Look through the material below. Copy every line with the string "text" in it.

(Data excerpts)
------------------------------------

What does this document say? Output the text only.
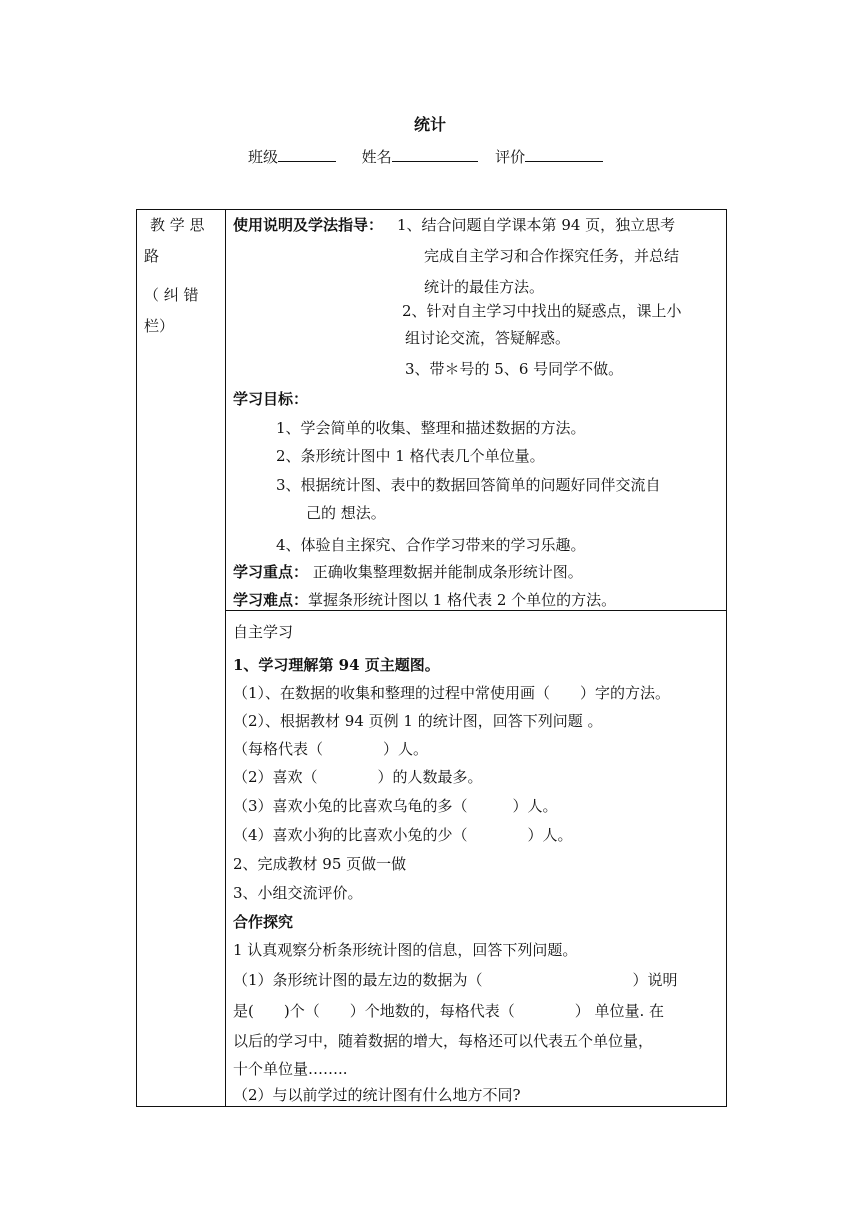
统计
班级	姓名	评价
教 学 思
路
（ 纠 错
栏）
使用说明及学法指导： 1、结合问题自学课本第 94 页，独立思考
完成自主学习和合作探究任务，并总结
统计的最佳方法。
2、针对自主学习中找出的疑惑点，课上小
组讨论交流，答疑解惑。
3、带＊号的 5、6 号同学不做。
学习目标：
1、学会简单的收集、整理和描述数据的方法。
2、条形统计图中 1 格代表几个单位量。
3、根据统计图、表中的数据回答简单的问题好同伴交流自
己的 想法。
4、体验自主探究、合作学习带来的学习乐趣。
学习重点： 正确收集整理数据并能制成条形统计图。
学习难点：掌握条形统计图以 1 格代表 2 个单位的方法。
自主学习
1、学习理解第 94 页主题图。
（1）、在数据的收集和整理的过程中常使用画（　　）字的方法。
（2）、根据教材 94 页例 1 的统计图，回答下列问题 。
（每格代表（　　　　）人。
（2）喜欢（　　　　）的人数最多。
（3）喜欢小兔的比喜欢乌龟的多（　　　）人。
（4）喜欢小狗的比喜欢小兔的少（　　　　）人。
2、完成教材 95 页做一做
3、小组交流评价。
合作探究
1 认真观察分析条形统计图的信息，回答下列问题。
（1）条形统计图的最左边的数据为（　　　　　　　　　　）说明
是(　　)个（　　）个地数的，每格代表（　　　　） 单位量. 在
以后的学习中，随着数据的增大，每格还可以代表五个单位量，
十个单位量……..
（2）与以前学过的统计图有什么地方不同?
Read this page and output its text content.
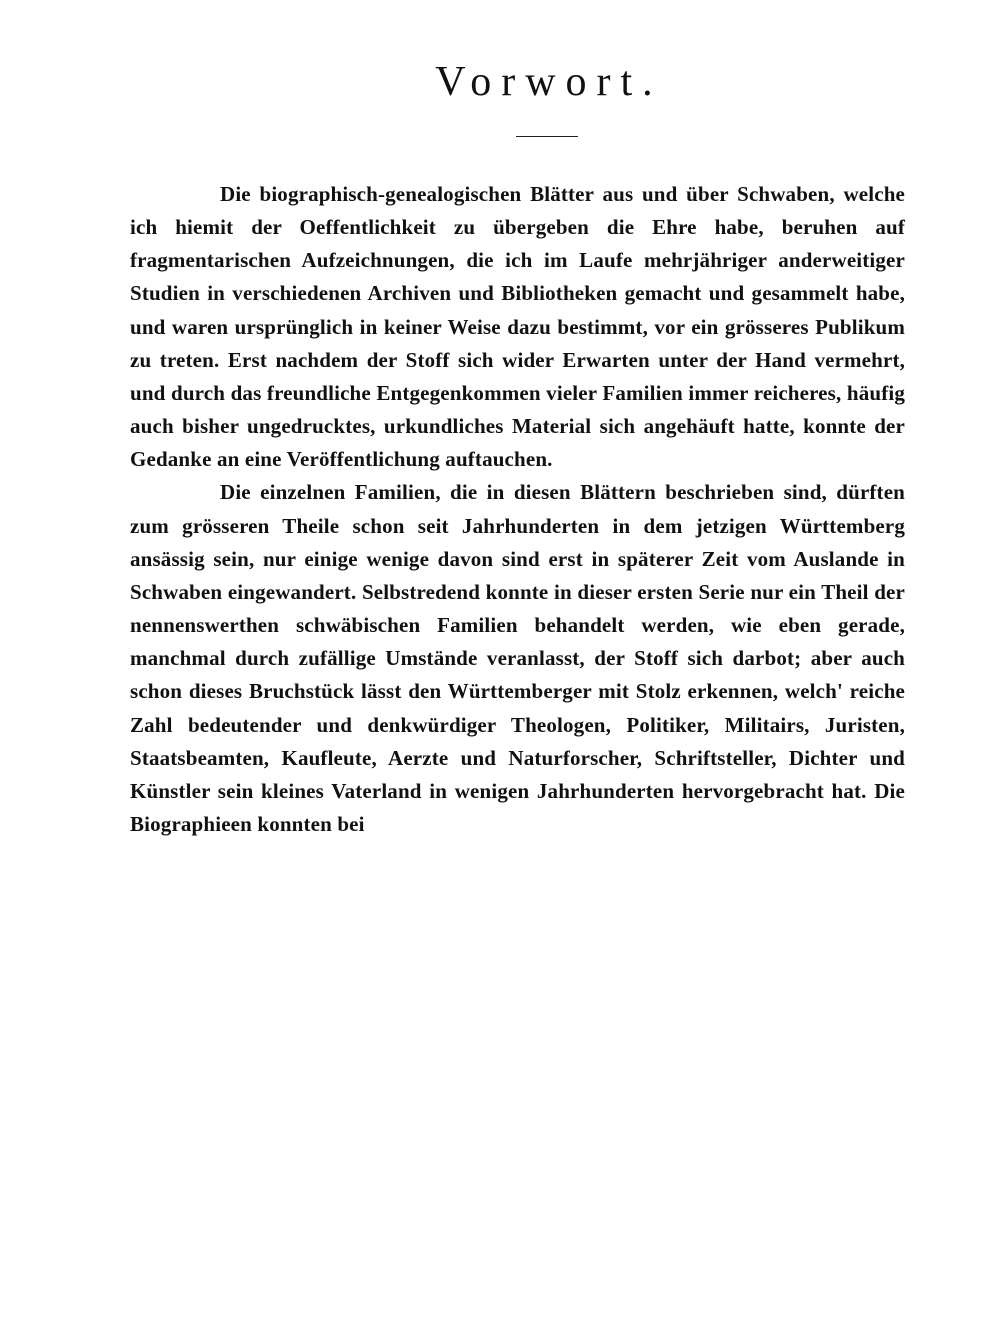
Vorwort.

Die biographisch-genealogischen Blätter aus und über Schwaben, welche ich hiemit der Oeffentlichkeit zu übergeben die Ehre habe, beruhen auf fragmentarischen Aufzeichnungen, die ich im Laufe mehrjähriger anderweitiger Studien in verschiedenen Archiven und Bibliotheken gemacht und gesammelt habe, und waren ursprünglich in keiner Weise dazu bestimmt, vor ein grösseres Publikum zu treten. Erst nachdem der Stoff sich wider Erwarten unter der Hand vermehrt, und durch das freundliche Entgegenkommen vieler Familien immer reicheres, häufig auch bisher ungedrucktes, urkundliches Material sich angehäuft hatte, konnte der Gedanke an eine Veröffentlichung auftauchen.

Die einzelnen Familien, die in diesen Blättern beschrieben sind, dürften zum grösseren Theile schon seit Jahrhunderten in dem jetzigen Württemberg ansässig sein, nur einige wenige davon sind erst in späterer Zeit vom Auslande in Schwaben eingewandert. Selbstredend konnte in dieser ersten Serie nur ein Theil der nennenswerthen schwäbischen Familien behandelt werden, wie eben gerade, manchmal durch zufällige Umstände veranlasst, der Stoff sich darbot; aber auch schon dieses Bruchstück lässt den Württemberger mit Stolz erkennen, welch' reiche Zahl bedeutender und denkwürdiger Theologen, Politiker, Militairs, Juristen, Staatsbeamten, Kaufleute, Aerzte und Naturforscher, Schriftsteller, Dichter und Künstler sein kleines Vaterland in wenigen Jahrhunderten hervorgebracht hat. Die Biographieen konnten bei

------------------------------------

RESPONSE TO THIS EXERCISE
What does this document say? Output the text only.
Read this page and output its text content.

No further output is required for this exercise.